● Task requirements: Select every line holding the word "because" and copy it.

● Data excerpts:
════════════════════

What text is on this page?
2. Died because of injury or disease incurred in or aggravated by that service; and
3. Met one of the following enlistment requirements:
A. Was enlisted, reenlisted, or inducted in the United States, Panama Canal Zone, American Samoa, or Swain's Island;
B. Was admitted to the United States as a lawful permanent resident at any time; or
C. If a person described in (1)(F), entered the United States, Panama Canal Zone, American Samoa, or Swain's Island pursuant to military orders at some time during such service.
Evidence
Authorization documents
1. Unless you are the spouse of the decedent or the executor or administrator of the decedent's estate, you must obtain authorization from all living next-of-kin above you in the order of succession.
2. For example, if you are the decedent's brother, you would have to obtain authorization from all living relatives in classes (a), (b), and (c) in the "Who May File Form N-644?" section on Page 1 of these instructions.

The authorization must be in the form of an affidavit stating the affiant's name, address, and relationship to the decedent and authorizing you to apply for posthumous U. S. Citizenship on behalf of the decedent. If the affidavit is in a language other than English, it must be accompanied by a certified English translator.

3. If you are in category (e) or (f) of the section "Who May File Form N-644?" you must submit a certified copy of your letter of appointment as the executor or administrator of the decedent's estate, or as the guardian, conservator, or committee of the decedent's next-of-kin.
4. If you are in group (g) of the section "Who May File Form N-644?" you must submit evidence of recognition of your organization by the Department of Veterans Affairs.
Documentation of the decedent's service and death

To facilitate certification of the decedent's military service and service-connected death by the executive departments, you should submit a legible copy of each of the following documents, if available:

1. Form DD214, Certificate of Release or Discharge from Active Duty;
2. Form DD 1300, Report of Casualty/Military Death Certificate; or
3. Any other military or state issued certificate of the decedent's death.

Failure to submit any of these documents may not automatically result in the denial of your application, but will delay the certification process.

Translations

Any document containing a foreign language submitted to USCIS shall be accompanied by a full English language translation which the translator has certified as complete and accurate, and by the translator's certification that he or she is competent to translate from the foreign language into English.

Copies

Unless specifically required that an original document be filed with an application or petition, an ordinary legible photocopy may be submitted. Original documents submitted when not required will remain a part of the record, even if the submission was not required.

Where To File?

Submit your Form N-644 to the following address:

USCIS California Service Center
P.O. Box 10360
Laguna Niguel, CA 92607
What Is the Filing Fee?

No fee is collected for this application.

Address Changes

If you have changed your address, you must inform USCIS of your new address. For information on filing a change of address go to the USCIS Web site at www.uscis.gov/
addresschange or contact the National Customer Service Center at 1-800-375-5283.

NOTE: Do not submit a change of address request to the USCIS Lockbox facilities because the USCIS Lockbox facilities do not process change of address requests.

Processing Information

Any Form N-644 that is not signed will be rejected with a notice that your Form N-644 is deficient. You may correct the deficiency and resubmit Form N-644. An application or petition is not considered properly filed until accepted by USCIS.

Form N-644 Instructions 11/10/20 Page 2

════════════════════

● Response:
2. Died because of injury or disease incurred in or aggravated by that service; and
NOTE: Do not submit a change of address request to the USCIS Lockbox facilities because the USCIS Lockbox facilities do not process change of address requests.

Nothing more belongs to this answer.